══ Input data

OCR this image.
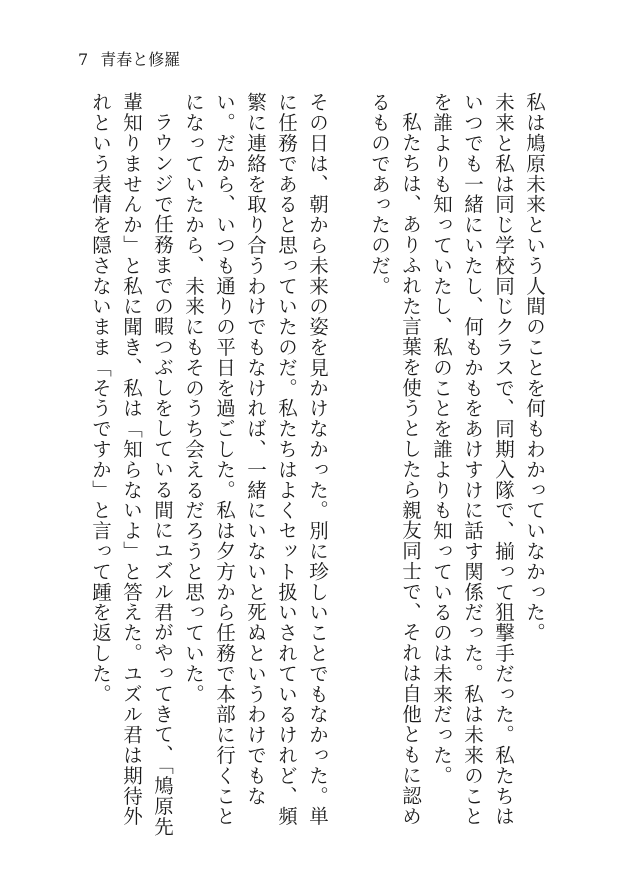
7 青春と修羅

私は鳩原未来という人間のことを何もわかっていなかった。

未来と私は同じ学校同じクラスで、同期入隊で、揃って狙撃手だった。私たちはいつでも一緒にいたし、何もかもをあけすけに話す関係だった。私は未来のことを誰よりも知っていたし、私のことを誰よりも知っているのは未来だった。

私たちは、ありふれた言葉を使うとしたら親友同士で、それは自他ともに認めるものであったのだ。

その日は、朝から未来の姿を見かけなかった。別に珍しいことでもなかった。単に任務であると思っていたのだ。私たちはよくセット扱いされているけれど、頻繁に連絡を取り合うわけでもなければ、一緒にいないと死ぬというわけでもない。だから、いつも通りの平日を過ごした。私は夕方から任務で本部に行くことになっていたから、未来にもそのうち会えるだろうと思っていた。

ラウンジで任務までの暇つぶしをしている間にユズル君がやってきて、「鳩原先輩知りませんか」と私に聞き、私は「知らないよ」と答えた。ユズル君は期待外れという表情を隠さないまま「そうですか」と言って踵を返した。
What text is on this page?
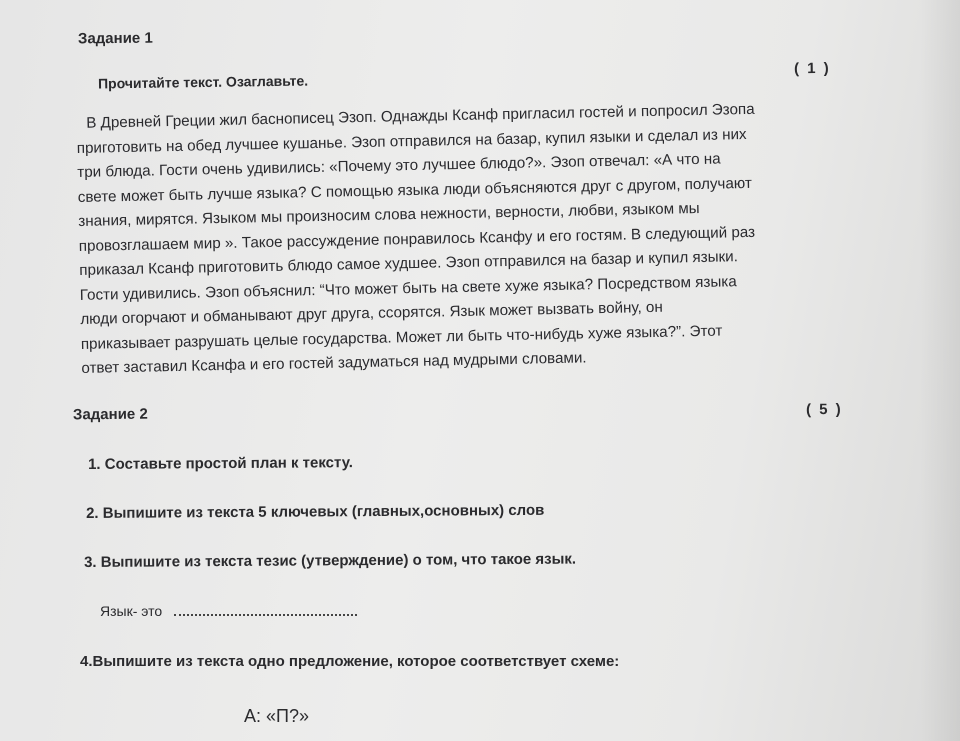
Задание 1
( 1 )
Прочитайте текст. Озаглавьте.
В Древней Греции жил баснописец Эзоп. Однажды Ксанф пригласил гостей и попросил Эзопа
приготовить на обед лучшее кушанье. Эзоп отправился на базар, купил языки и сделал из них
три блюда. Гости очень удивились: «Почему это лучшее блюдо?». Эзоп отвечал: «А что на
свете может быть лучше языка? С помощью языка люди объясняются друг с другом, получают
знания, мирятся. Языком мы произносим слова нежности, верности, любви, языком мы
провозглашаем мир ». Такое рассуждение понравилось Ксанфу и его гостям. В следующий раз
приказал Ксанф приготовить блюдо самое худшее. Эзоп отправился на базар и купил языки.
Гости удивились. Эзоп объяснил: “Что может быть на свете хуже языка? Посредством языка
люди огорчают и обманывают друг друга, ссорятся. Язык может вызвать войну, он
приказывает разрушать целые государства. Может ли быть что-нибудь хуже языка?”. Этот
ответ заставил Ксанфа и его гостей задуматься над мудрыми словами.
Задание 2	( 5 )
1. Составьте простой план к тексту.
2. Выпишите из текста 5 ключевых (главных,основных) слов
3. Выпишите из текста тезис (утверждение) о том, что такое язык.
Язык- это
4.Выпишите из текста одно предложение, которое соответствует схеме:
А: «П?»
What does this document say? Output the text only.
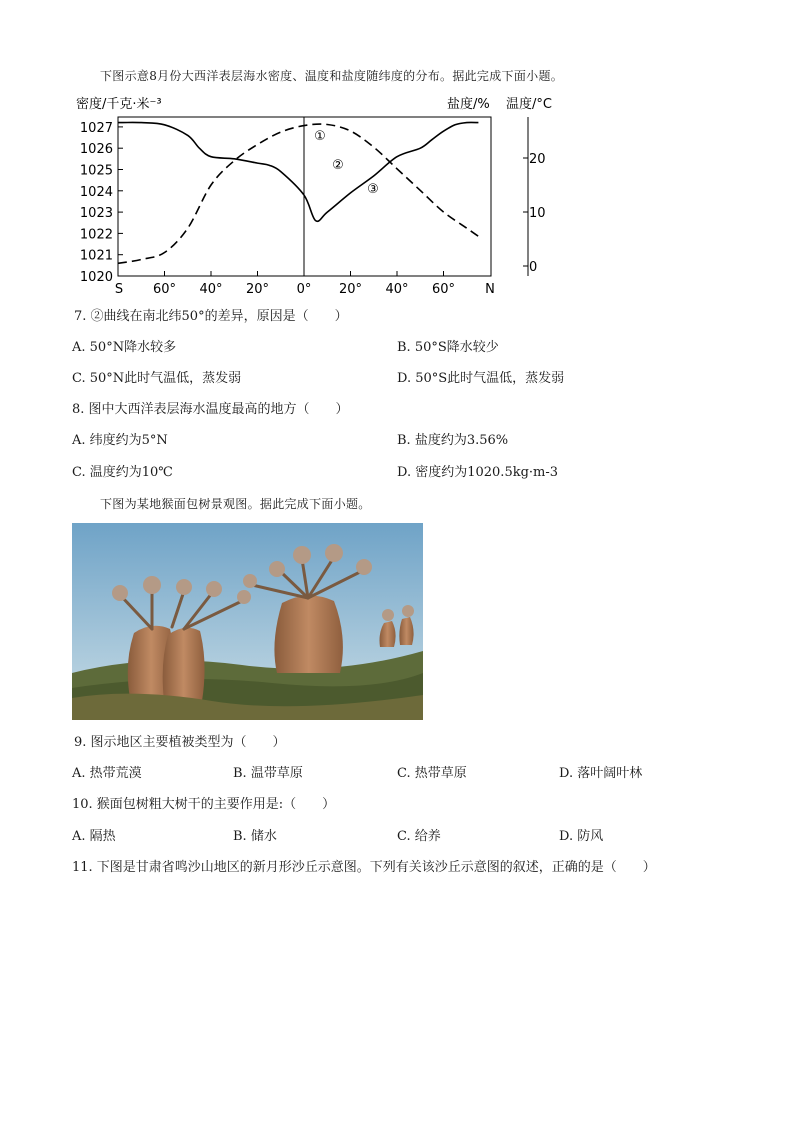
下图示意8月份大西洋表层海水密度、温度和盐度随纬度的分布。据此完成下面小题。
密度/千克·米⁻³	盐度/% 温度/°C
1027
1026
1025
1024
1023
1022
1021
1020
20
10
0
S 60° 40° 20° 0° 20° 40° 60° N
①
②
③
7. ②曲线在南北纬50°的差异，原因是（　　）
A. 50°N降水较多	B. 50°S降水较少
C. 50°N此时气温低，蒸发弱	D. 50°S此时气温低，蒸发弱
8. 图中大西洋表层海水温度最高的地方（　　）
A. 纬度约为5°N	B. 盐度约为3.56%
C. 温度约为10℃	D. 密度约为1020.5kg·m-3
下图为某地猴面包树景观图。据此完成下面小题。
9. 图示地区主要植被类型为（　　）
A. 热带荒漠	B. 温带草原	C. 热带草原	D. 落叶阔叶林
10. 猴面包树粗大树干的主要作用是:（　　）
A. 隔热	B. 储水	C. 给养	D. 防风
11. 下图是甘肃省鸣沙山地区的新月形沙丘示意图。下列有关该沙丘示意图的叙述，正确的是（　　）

════

### What the task requires
Write out each entry exactly as given, omitting any picture.

### Task answer
OCR this image.
7 青春と修羅

私は鳩原未来という人間のことを何もわかっていなかった。

未来と私は同じ学校同じクラスで、同期入隊で、揃って狙撃手だった。私たちはいつでも一緒にいたし、何もかもをあけすけに話す関係だった。私は未来のことを誰よりも知っていたし、私のことを誰よりも知っているのは未来だった。

私たちは、ありふれた言葉を使うとしたら親友同士で、それは自他ともに認めるものであったのだ。

その日は、朝から未来の姿を見かけなかった。別に珍しいことでもなかった。単に任務であると思っていたのだ。私たちはよくセット扱いされているけれど、頻繁に連絡を取り合うわけでもなければ、一緒にいないと死ぬというわけでもない。だから、いつも通りの平日を過ごした。私は夕方から任務で本部に行くことになっていたから、未来にもそのうち会えるだろうと思っていた。

ラウンジで任務までの暇つぶしをしている間にユズル君がやってきて、「鳩原先輩知りませんか」と私に聞き、私は「知らないよ」と答えた。ユズル君は期待外れという表情を隠さないまま「そうですか」と言って踵を返した。
What text is on this page?
Задание 1
( 1 )
Прочитайте текст. Озаглавьте.
В Древней Греции жил баснописец Эзоп. Однажды Ксанф пригласил гостей и попросил Эзопа
приготовить на обед лучшее кушанье. Эзоп отправился на базар, купил языки и сделал из них
три блюда. Гости очень удивились: «Почему это лучшее блюдо?». Эзоп отвечал: «А что на
свете может быть лучше языка? С помощью языка люди объясняются друг с другом, получают
знания, мирятся. Языком мы произносим слова нежности, верности, любви, языком мы
провозглашаем мир ». Такое рассуждение понравилось Ксанфу и его гостям. В следующий раз
приказал Ксанф приготовить блюдо самое худшее. Эзоп отправился на базар и купил языки.
Гости удивились. Эзоп объяснил: “Что может быть на свете хуже языка? Посредством языка
люди огорчают и обманывают друг друга, ссорятся. Язык может вызвать войну, он
приказывает разрушать целые государства. Может ли быть что-нибудь хуже языка?”. Этот
ответ заставил Ксанфа и его гостей задуматься над мудрыми словами.
Задание 2	( 5 )
1. Составьте простой план к тексту.
2. Выпишите из текста 5 ключевых (главных,основных) слов
3. Выпишите из текста тезис (утверждение) о том, что такое язык.
Язык- это
4.Выпишите из текста одно предложение, которое соответствует схеме:
А: «П?»
What does this document say? Output the text only.
下图示意8月份大西洋表层海水密度、温度和盐度随纬度的分布。据此完成下面小题。
密度/千克·米⁻³	盐度/% 温度/°C
1027
1026
1025
1024
1023
1022
1021
1020
20
10
0
S 60° 40° 20° 0° 20° 40° 60° N
①
②
③
7. ②曲线在南北纬50°的差异，原因是（　　）
A. 50°N降水较多	B. 50°S降水较少
C. 50°N此时气温低，蒸发弱	D. 50°S此时气温低，蒸发弱
8. 图中大西洋表层海水温度最高的地方（　　）
A. 纬度约为5°N	B. 盐度约为3.56%
C. 温度约为10℃	D. 密度约为1020.5kg·m-3
下图为某地猴面包树景观图。据此完成下面小题。
9. 图示地区主要植被类型为（　　）
A. 热带荒漠	B. 温带草原	C. 热带草原	D. 落叶阔叶林
10. 猴面包树粗大树干的主要作用是:（　　）
A. 隔热	B. 储水	C. 给养	D. 防风
11. 下图是甘肃省鸣沙山地区的新月形沙丘示意图。下列有关该沙丘示意图的叙述，正确的是（　　）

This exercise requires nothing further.